__Exercise__: Go through the records below line by line, counting those that contain the word "Cyprus"; answer with the count only.

__Data extract__:
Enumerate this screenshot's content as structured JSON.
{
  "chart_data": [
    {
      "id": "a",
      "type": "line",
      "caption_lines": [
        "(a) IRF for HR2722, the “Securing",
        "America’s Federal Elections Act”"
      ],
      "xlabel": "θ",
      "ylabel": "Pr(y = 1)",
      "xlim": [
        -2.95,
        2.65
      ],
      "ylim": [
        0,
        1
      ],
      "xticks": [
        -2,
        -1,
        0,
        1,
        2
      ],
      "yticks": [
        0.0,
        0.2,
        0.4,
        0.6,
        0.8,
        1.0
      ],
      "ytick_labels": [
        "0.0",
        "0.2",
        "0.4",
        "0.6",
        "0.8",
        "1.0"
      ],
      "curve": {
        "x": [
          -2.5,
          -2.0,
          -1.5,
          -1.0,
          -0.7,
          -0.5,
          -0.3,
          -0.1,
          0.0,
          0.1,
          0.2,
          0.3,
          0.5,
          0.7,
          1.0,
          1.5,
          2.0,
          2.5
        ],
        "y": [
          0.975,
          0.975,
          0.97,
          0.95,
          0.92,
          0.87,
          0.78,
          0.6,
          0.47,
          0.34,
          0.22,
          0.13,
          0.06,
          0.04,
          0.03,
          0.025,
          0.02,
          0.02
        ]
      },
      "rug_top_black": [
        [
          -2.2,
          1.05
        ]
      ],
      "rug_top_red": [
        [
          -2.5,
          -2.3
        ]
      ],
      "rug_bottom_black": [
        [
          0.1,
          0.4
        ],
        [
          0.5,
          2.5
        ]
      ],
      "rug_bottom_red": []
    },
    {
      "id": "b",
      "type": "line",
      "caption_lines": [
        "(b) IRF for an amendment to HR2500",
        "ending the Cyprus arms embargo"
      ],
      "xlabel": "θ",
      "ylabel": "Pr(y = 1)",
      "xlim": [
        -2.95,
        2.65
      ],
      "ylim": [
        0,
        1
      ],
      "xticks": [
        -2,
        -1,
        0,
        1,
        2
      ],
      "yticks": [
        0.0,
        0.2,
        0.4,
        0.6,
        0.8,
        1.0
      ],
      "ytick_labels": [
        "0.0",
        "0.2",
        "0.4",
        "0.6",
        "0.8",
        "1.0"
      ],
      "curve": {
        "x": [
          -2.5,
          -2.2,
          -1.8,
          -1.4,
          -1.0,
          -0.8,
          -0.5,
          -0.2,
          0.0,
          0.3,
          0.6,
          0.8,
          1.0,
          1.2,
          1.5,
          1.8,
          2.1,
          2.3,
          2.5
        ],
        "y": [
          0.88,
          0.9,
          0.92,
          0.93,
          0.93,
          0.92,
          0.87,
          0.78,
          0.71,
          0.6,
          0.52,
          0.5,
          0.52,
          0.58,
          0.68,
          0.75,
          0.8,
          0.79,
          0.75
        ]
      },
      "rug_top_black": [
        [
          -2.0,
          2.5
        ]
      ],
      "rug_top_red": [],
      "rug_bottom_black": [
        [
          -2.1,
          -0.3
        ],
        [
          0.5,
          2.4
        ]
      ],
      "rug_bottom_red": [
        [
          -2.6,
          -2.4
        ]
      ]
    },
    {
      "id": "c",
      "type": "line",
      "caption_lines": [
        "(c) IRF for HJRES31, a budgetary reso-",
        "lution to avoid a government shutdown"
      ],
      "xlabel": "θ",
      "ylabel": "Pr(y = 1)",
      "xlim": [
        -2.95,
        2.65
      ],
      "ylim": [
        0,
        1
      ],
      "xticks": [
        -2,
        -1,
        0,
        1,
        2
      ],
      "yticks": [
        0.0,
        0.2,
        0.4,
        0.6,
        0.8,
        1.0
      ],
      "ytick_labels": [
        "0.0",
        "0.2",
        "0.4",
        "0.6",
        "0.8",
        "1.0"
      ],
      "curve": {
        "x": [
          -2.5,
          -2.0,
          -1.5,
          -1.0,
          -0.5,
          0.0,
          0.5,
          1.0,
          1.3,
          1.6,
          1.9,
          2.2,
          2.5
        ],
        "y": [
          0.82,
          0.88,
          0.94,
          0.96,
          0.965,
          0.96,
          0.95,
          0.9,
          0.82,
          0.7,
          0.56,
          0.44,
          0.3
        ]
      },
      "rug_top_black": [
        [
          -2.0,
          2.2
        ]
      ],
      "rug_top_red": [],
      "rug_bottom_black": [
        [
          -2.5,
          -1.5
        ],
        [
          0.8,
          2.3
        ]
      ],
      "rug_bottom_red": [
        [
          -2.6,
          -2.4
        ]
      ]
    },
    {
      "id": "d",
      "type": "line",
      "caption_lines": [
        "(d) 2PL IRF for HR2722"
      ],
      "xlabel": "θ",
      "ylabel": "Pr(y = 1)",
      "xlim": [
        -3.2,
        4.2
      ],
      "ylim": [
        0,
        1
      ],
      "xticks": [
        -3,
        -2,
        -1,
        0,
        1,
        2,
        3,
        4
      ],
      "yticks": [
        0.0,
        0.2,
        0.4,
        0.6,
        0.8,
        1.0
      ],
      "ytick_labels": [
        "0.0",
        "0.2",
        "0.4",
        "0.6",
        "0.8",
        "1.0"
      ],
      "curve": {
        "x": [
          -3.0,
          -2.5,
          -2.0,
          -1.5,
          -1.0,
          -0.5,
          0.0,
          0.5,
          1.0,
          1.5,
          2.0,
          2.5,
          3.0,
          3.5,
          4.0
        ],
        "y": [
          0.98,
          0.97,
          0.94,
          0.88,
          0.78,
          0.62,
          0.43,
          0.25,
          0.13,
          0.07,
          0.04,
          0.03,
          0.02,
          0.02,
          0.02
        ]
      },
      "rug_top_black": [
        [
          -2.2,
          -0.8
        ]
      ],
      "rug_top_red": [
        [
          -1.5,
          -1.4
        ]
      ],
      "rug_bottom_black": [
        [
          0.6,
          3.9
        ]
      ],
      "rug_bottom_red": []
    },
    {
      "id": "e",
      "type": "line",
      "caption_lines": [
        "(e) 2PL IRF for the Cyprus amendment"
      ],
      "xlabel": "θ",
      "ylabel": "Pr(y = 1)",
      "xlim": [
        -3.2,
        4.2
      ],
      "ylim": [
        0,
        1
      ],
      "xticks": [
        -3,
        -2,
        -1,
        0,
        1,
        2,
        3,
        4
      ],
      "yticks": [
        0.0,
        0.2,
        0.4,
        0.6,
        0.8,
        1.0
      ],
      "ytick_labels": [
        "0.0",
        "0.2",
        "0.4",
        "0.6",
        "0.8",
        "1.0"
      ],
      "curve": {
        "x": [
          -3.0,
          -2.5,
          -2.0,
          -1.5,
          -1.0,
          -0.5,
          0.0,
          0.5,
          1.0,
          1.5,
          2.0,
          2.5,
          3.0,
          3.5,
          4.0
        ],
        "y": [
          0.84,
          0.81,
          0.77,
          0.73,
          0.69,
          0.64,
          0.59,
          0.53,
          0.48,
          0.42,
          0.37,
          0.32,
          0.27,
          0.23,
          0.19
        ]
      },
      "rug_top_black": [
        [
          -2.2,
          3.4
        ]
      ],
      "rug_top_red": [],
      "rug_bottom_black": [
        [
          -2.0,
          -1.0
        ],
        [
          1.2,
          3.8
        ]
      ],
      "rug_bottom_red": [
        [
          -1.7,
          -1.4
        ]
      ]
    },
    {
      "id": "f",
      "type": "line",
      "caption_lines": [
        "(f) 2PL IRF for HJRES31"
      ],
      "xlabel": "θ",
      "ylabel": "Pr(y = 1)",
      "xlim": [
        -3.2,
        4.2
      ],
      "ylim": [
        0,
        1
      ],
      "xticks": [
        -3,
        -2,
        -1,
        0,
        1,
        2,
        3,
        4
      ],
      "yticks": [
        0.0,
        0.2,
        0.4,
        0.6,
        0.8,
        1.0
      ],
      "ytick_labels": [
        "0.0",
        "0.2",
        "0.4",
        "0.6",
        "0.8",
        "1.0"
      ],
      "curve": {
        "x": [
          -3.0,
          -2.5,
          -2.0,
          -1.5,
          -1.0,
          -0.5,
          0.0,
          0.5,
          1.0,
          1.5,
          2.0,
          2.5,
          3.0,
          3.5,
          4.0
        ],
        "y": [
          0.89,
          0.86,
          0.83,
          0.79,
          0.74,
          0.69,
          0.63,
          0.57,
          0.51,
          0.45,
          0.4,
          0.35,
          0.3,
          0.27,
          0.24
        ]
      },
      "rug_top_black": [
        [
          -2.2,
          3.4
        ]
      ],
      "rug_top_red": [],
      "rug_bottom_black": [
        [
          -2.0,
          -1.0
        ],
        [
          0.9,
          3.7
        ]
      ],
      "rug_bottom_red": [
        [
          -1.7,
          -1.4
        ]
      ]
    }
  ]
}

__Task answer__: 2